• [Input rows]
--- BEGIN ---
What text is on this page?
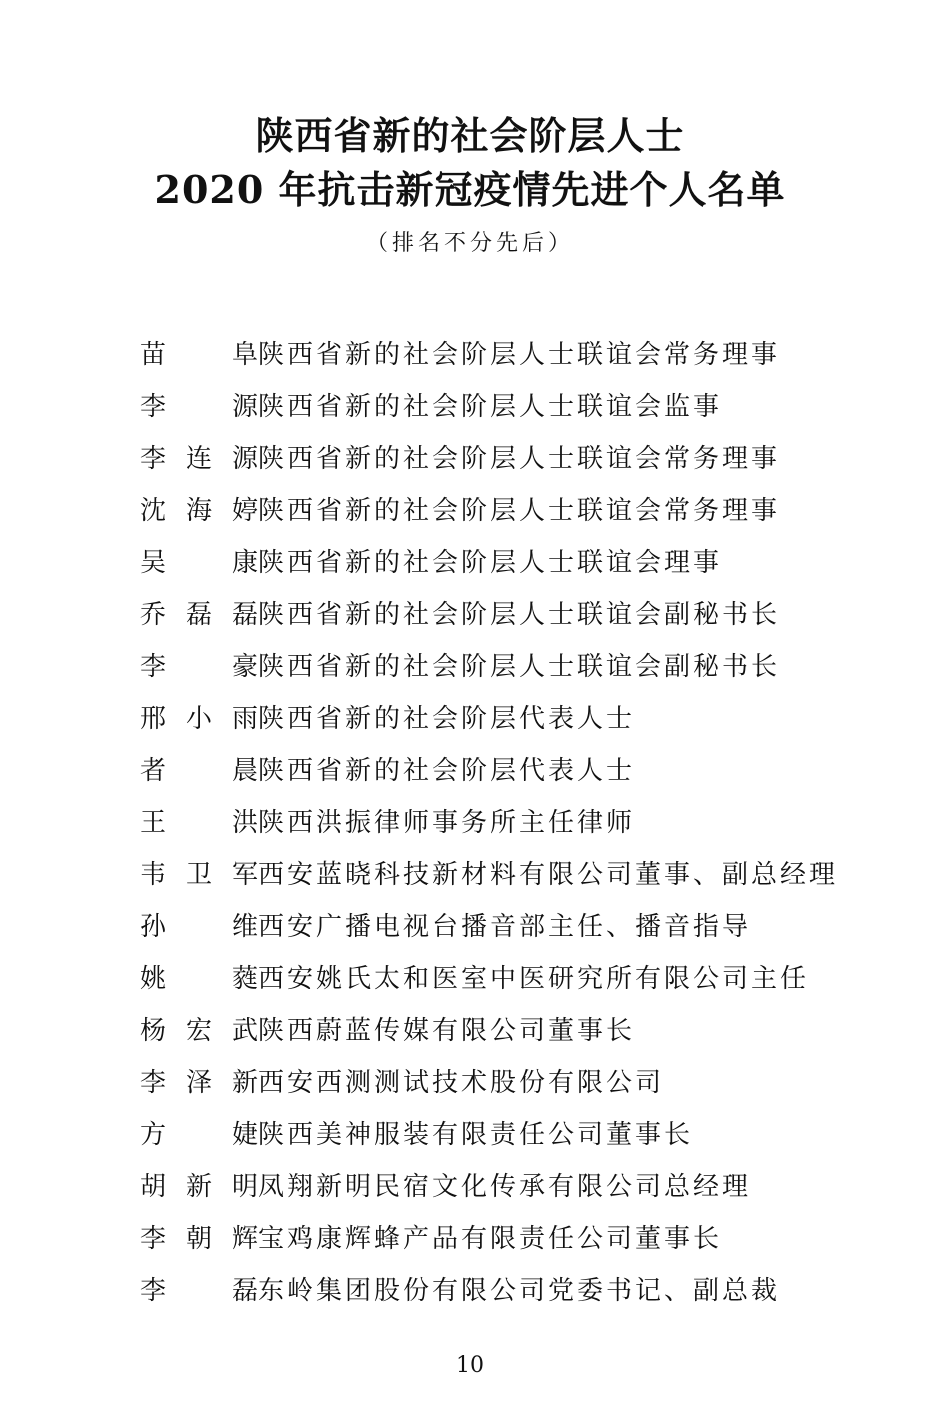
陕西省新的社会阶层人士
2020 年抗击新冠疫情先进个人名单

（排名不分先后）

苗　阜 陕西省新的社会阶层人士联谊会常务理事
李　源 陕西省新的社会阶层人士联谊会监事
李连源 陕西省新的社会阶层人士联谊会常务理事
沈海婷 陕西省新的社会阶层人士联谊会常务理事
吴　康 陕西省新的社会阶层人士联谊会理事
乔磊磊 陕西省新的社会阶层人士联谊会副秘书长
李　豪 陕西省新的社会阶层人士联谊会副秘书长
邢小雨 陕西省新的社会阶层代表人士
者　晨 陕西省新的社会阶层代表人士
王　洪 陕西洪振律师事务所主任律师
韦卫军 西安蓝晓科技新材料有限公司董事、副总经理
孙　维 西安广播电视台播音部主任、播音指导
姚　蕤 西安姚氏太和医室中医研究所有限公司主任
杨宏武 陕西蔚蓝传媒有限公司董事长
李泽新 西安西测测试技术股份有限公司
方　婕 陕西美神服装有限责任公司董事长
胡新明 凤翔新明民宿文化传承有限公司总经理
李朝辉 宝鸡康辉蜂产品有限责任公司董事长
李　磊 东岭集团股份有限公司党委书记、副总裁

10
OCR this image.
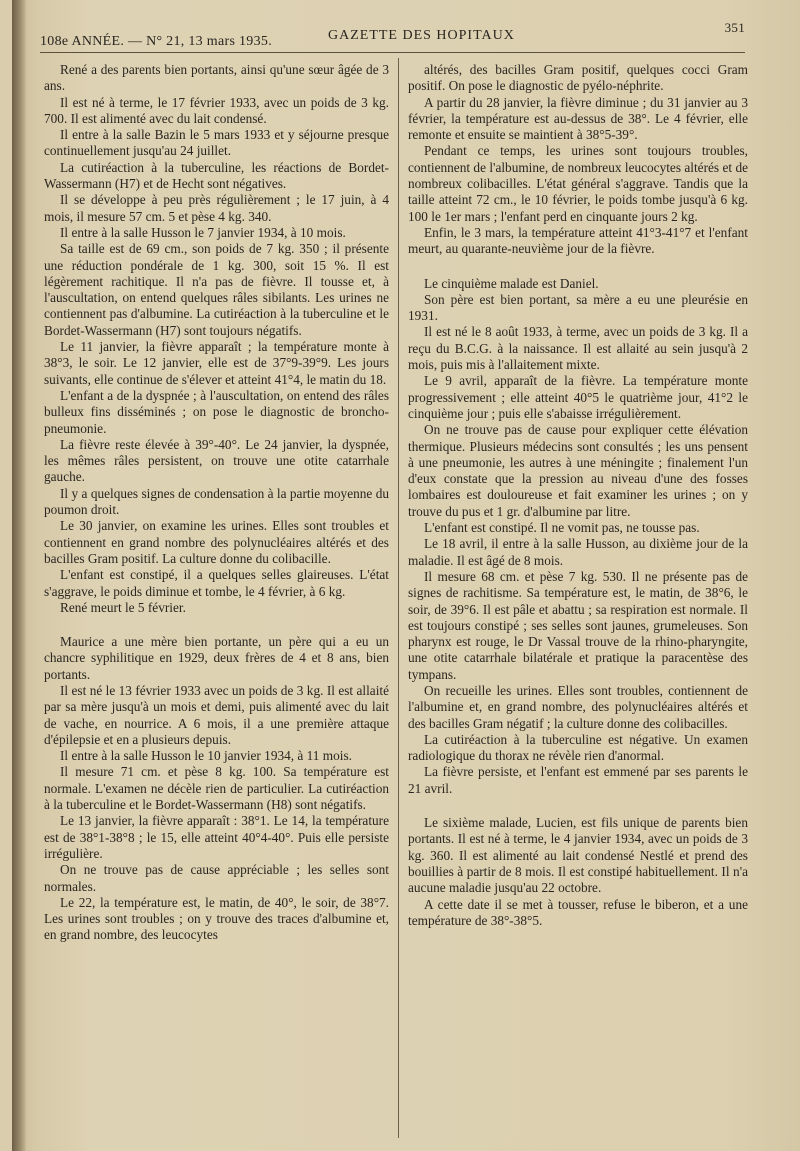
108e ANNÉE. — N° 21, 13 mars 1935.	GAZETTE DES HOPITAUX
351

René a des parents bien portants, ainsi qu'une sœur âgée de 3 ans.

Il est né à terme, le 17 février 1933, avec un poids de 3 kg. 700. Il est alimenté avec du lait condensé.

Il entre à la salle Bazin le 5 mars 1933 et y séjourne presque continuellement jusqu'au 24 juillet.

La cutiréaction à la tuberculine, les réactions de Bordet-Wassermann (H7) et de Hecht sont négatives.

Il se développe à peu près régulièrement ; le 17 juin, à 4 mois, il mesure 57 cm. 5 et pèse 4 kg. 340.

Il entre à la salle Husson le 7 janvier 1934, à 10 mois.

Sa taille est de 69 cm., son poids de 7 kg. 350 ; il présente une réduction pondérale de 1 kg. 300, soit 15 %. Il est légèrement rachitique. Il n'a pas de fièvre. Il tousse et, à l'auscultation, on entend quelques râles sibilants. Les urines ne contiennent pas d'albumine. La cutiréaction à la tuberculine et le Bordet-Wassermann (H7) sont toujours négatifs.

Le 11 janvier, la fièvre apparaît ; la température monte à 38°3, le soir. Le 12 janvier, elle est de 37°9-39°9. Les jours suivants, elle continue de s'élever et atteint 41°4, le matin du 18.

L'enfant a de la dyspnée ; à l'auscultation, on entend des râles bulleux fins disséminés ; on pose le diagnostic de broncho-pneumonie.

La fièvre reste élevée à 39°-40°. Le 24 janvier, la dyspnée, les mêmes râles persistent, on trouve une otite catarrhale gauche.

Il y a quelques signes de condensation à la partie moyenne du poumon droit.

Le 30 janvier, on examine les urines. Elles sont troubles et contiennent en grand nombre des polynucléaires altérés et des bacilles Gram positif. La culture donne du colibacille.

L'enfant est constipé, il a quelques selles glaireuses. L'état s'aggrave, le poids diminue et tombe, le 4 février, à 6 kg.

René meurt le 5 février.

Maurice a une mère bien portante, un père qui a eu un chancre syphilitique en 1929, deux frères de 4 et 8 ans, bien portants.

Il est né le 13 février 1933 avec un poids de 3 kg. Il est allaité par sa mère jusqu'à un mois et demi, puis alimenté avec du lait de vache, en nourrice. A 6 mois, il a une première attaque d'épilepsie et en a plusieurs depuis.

Il entre à la salle Husson le 10 janvier 1934, à 11 mois.

Il mesure 71 cm. et pèse 8 kg. 100. Sa température est normale. L'examen ne décèle rien de particulier. La cutiréaction à la tuberculine et le Bordet-Wassermann (H8) sont négatifs.

Le 13 janvier, la fièvre apparaît : 38°1. Le 14, la température est de 38°1-38°8 ; le 15, elle atteint 40°4-40°. Puis elle persiste irrégulière.

On ne trouve pas de cause appréciable ; les selles sont normales.

Le 22, la température est, le matin, de 40°, le soir, de 38°7. Les urines sont troubles ; on y trouve des traces d'albumine et, en grand nombre, des leucocytes

altérés, des bacilles Gram positif, quelques cocci Gram positif. On pose le diagnostic de pyélo-néphrite.

A partir du 28 janvier, la fièvre diminue ; du 31 janvier au 3 février, la température est au-dessus de 38°. Le 4 février, elle remonte et ensuite se maintient à 38°5-39°.

Pendant ce temps, les urines sont toujours troubles, contiennent de l'albumine, de nombreux leucocytes altérés et de nombreux colibacilles. L'état général s'aggrave. Tandis que la taille atteint 72 cm., le 10 février, le poids tombe jusqu'à 6 kg. 100 le 1er mars ; l'enfant perd en cinquante jours 2 kg.

Enfin, le 3 mars, la température atteint 41°3-41°7 et l'enfant meurt, au quarante-neuvième jour de la fièvre.

Le cinquième malade est Daniel.

Son père est bien portant, sa mère a eu une pleurésie en 1931.

Il est né le 8 août 1933, à terme, avec un poids de 3 kg. Il a reçu du B.C.G. à la naissance. Il est allaité au sein jusqu'à 2 mois, puis mis à l'allaitement mixte.

Le 9 avril, apparaît de la fièvre. La température monte progressivement ; elle atteint 40°5 le quatrième jour, 41°2 le cinquième jour ; puis elle s'abaisse irrégulièrement.

On ne trouve pas de cause pour expliquer cette élévation thermique. Plusieurs médecins sont consultés ; les uns pensent à une pneumonie, les autres à une méningite ; finalement l'un d'eux constate que la pression au niveau d'une des fosses lombaires est douloureuse et fait examiner les urines ; on y trouve du pus et 1 gr. d'albumine par litre.

L'enfant est constipé. Il ne vomit pas, ne tousse pas.

Le 18 avril, il entre à la salle Husson, au dixième jour de la maladie. Il est âgé de 8 mois.

Il mesure 68 cm. et pèse 7 kg. 530. Il ne présente pas de signes de rachitisme. Sa température est, le matin, de 38°6, le soir, de 39°6. Il est pâle et abattu ; sa respiration est normale. Il est toujours constipé ; ses selles sont jaunes, grumeleuses. Son pharynx est rouge, le Dr Vassal trouve de la rhino-pharyngite, une otite catarrhale bilatérale et pratique la paracentèse des tympans.

On recueille les urines. Elles sont troubles, contiennent de l'albumine et, en grand nombre, des polynucléaires altérés et des bacilles Gram négatif ; la culture donne des colibacilles.

La cutiréaction à la tuberculine est négative. Un examen radiologique du thorax ne révèle rien d'anormal.

La fièvre persiste, et l'enfant est emmené par ses parents le 21 avril.

Le sixième malade, Lucien, est fils unique de parents bien portants. Il est né à terme, le 4 janvier 1934, avec un poids de 3 kg. 360. Il est alimenté au lait condensé Nestlé et prend des bouillies à partir de 8 mois. Il est constipé habituellement. Il n'a aucune maladie jusqu'au 22 octobre.

A cette date il se met à tousser, refuse le biberon, et a une température de 38°-38°5.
--- END ---
• [What to do] Count every line bearing the word "malade"; report the total only.

• [Written solution] 2